DIRECTION:
In the material below, find every line with "Output" and pull it out.

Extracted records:
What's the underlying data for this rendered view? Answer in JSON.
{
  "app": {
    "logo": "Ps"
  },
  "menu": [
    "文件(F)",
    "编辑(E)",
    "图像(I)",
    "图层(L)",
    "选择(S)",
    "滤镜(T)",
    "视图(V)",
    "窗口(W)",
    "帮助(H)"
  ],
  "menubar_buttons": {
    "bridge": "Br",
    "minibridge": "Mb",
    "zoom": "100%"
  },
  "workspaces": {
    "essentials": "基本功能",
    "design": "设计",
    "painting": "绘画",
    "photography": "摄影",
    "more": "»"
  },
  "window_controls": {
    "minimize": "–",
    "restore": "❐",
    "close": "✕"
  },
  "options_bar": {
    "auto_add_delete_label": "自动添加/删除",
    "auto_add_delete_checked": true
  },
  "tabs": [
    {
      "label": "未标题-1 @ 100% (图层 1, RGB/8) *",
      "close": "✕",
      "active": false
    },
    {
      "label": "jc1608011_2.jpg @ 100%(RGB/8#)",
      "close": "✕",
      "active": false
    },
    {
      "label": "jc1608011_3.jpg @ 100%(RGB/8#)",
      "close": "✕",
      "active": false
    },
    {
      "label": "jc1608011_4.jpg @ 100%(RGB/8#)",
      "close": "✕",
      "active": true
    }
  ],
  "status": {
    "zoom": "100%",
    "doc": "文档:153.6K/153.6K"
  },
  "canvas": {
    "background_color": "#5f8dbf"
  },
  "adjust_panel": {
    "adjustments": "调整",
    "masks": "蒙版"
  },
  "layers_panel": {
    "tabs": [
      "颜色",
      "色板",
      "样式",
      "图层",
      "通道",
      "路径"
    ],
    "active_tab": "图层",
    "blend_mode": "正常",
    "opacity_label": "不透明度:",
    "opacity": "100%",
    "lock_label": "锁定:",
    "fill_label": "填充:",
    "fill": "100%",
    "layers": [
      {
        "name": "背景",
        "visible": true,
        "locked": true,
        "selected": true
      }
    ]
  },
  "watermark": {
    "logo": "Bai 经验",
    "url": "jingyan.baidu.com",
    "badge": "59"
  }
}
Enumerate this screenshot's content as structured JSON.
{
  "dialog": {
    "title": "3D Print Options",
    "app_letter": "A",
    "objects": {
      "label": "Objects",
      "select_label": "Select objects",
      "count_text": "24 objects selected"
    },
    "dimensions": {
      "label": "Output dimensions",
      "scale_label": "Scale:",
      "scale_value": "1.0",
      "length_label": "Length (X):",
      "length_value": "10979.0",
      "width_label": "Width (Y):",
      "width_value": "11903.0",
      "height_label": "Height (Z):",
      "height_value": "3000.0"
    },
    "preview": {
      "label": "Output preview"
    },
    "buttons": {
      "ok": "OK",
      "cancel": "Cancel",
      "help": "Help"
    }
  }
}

RESULT FOR THIS TASK:
      "label": "Output dimensions",
      "label": "Output preview"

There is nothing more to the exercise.